- _Task requirements_: Repeat the material verbatim and drop the pictures.
====== Task input ======
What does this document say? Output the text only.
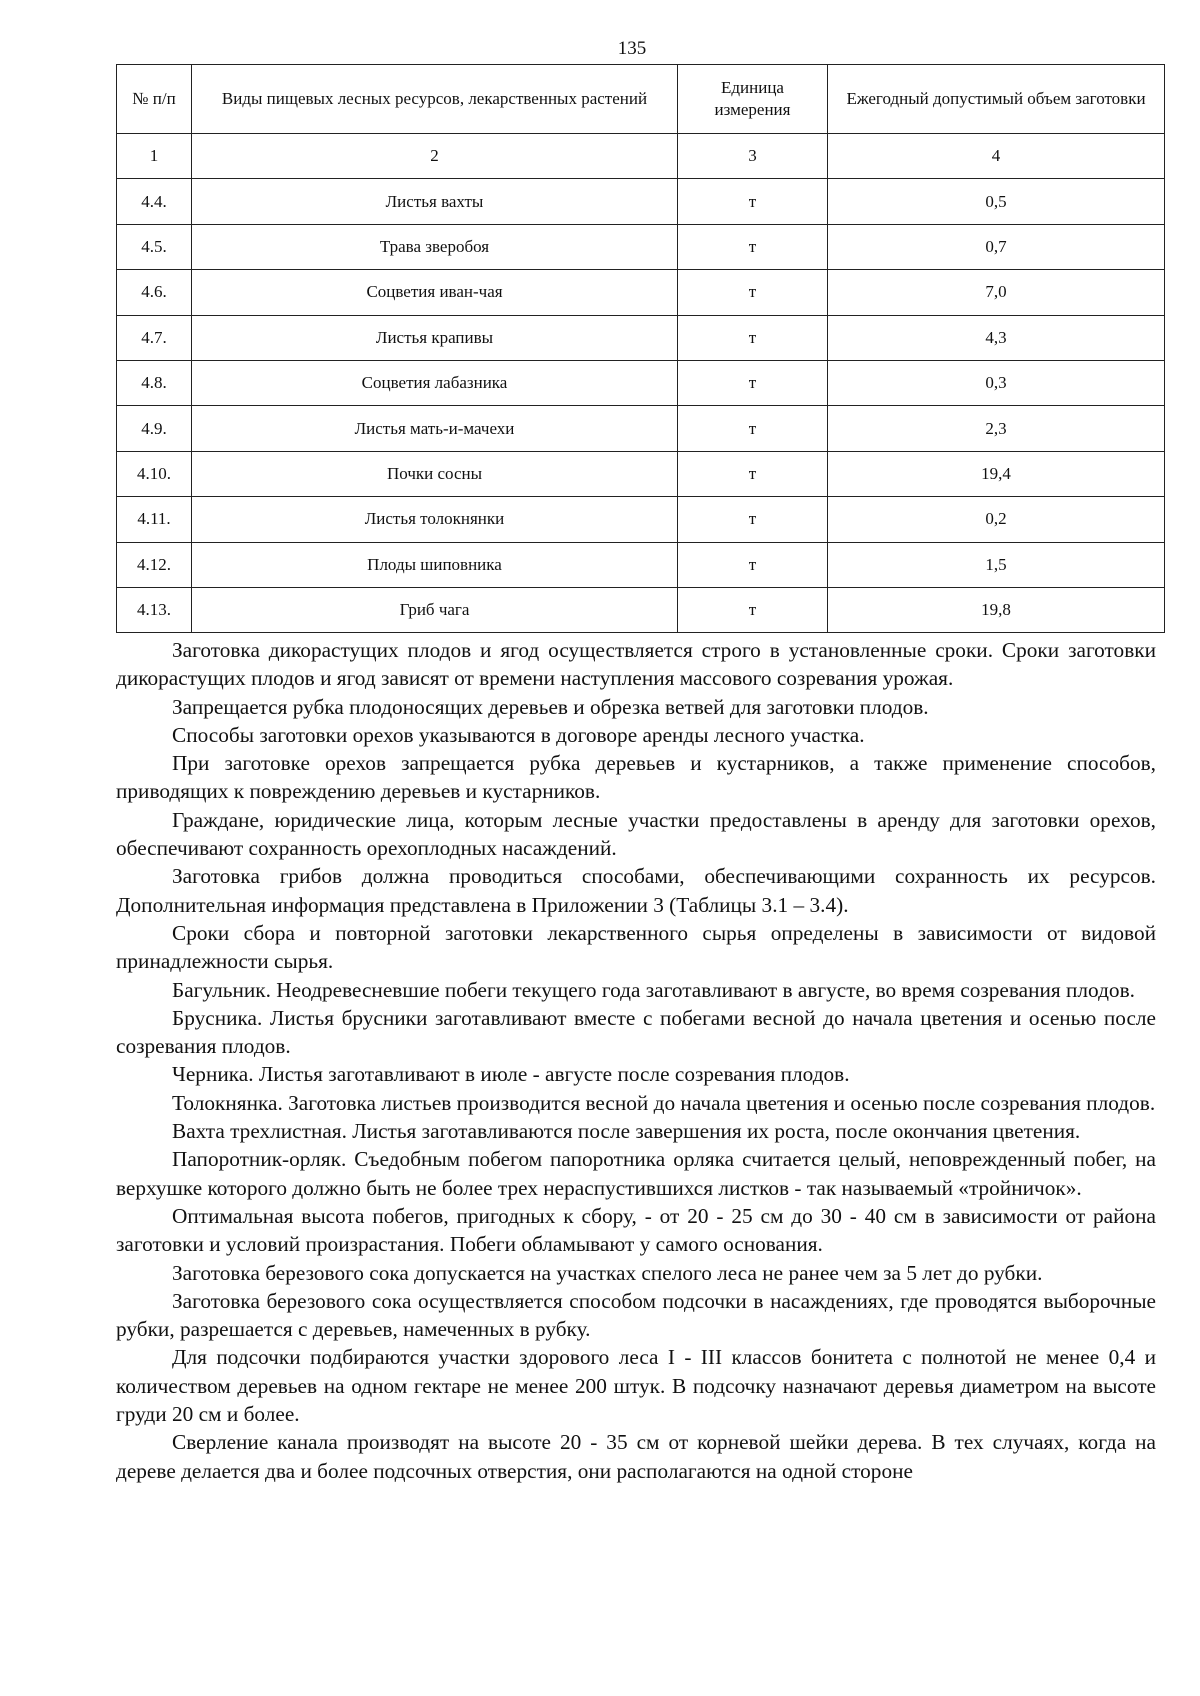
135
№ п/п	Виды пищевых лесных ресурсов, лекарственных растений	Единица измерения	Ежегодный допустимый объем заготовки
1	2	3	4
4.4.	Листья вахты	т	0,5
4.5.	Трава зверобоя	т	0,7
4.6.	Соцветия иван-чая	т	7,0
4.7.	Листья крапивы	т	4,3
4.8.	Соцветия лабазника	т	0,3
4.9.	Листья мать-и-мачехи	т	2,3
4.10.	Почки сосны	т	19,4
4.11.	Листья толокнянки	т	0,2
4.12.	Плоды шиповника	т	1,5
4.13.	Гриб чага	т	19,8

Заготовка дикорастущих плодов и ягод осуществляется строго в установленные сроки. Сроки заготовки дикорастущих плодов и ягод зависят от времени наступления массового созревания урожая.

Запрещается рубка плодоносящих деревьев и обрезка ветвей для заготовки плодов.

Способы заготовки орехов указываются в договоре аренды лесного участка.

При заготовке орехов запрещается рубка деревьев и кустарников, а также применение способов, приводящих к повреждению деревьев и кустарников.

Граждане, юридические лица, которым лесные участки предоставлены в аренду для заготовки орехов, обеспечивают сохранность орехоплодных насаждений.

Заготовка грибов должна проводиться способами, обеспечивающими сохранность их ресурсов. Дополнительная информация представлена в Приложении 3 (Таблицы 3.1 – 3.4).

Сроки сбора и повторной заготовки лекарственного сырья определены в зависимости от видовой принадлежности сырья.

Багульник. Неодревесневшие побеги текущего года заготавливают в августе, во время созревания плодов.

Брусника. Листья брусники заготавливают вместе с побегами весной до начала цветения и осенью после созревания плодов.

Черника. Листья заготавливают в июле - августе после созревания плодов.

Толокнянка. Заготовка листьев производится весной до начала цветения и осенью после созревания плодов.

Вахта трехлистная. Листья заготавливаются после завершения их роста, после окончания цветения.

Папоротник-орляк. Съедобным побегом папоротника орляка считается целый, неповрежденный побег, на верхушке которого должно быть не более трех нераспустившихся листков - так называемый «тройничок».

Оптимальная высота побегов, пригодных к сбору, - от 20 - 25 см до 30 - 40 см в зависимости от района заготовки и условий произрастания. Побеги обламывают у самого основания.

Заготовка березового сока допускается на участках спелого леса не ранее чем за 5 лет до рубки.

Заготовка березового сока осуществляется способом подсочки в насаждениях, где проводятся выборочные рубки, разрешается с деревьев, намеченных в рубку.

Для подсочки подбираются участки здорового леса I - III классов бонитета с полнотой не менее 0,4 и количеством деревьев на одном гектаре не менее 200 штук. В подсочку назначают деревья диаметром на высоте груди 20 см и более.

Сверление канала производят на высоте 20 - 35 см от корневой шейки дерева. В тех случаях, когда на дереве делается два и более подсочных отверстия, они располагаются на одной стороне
======
- _Finished exercise_:
What does this document say? Output the text only.
135
№ п/п	Виды пищевых лесных ресурсов, лекарственных растений	Единица измерения	Ежегодный допустимый объем заготовки
1	2	3	4
4.4.	Листья вахты	т	0,5
4.5.	Трава зверобоя	т	0,7
4.6.	Соцветия иван-чая	т	7,0
4.7.	Листья крапивы	т	4,3
4.8.	Соцветия лабазника	т	0,3
4.9.	Листья мать-и-мачехи	т	2,3
4.10.	Почки сосны	т	19,4
4.11.	Листья толокнянки	т	0,2
4.12.	Плоды шиповника	т	1,5
4.13.	Гриб чага	т	19,8

Заготовка дикорастущих плодов и ягод осуществляется строго в установленные сроки. Сроки заготовки дикорастущих плодов и ягод зависят от времени наступления массового созревания урожая.

Запрещается рубка плодоносящих деревьев и обрезка ветвей для заготовки плодов.

Способы заготовки орехов указываются в договоре аренды лесного участка.

При заготовке орехов запрещается рубка деревьев и кустарников, а также применение способов, приводящих к повреждению деревьев и кустарников.

Граждане, юридические лица, которым лесные участки предоставлены в аренду для заготовки орехов, обеспечивают сохранность орехоплодных насаждений.

Заготовка грибов должна проводиться способами, обеспечивающими сохранность их ресурсов. Дополнительная информация представлена в Приложении 3 (Таблицы 3.1 – 3.4).

Сроки сбора и повторной заготовки лекарственного сырья определены в зависимости от видовой принадлежности сырья.

Багульник. Неодревесневшие побеги текущего года заготавливают в августе, во время созревания плодов.

Брусника. Листья брусники заготавливают вместе с побегами весной до начала цветения и осенью после созревания плодов.

Черника. Листья заготавливают в июле - августе после созревания плодов.

Толокнянка. Заготовка листьев производится весной до начала цветения и осенью после созревания плодов.

Вахта трехлистная. Листья заготавливаются после завершения их роста, после окончания цветения.

Папоротник-орляк. Съедобным побегом папоротника орляка считается целый, неповрежденный побег, на верхушке которого должно быть не более трех нераспустившихся листков - так называемый «тройничок».

Оптимальная высота побегов, пригодных к сбору, - от 20 - 25 см до 30 - 40 см в зависимости от района заготовки и условий произрастания. Побеги обламывают у самого основания.

Заготовка березового сока допускается на участках спелого леса не ранее чем за 5 лет до рубки.

Заготовка березового сока осуществляется способом подсочки в насаждениях, где проводятся выборочные рубки, разрешается с деревьев, намеченных в рубку.

Для подсочки подбираются участки здорового леса I - III классов бонитета с полнотой не менее 0,4 и количеством деревьев на одном гектаре не менее 200 штук. В подсочку назначают деревья диаметром на высоте груди 20 см и более.

Сверление канала производят на высоте 20 - 35 см от корневой шейки дерева. В тех случаях, когда на дереве делается два и более подсочных отверстия, они располагаются на одной стороне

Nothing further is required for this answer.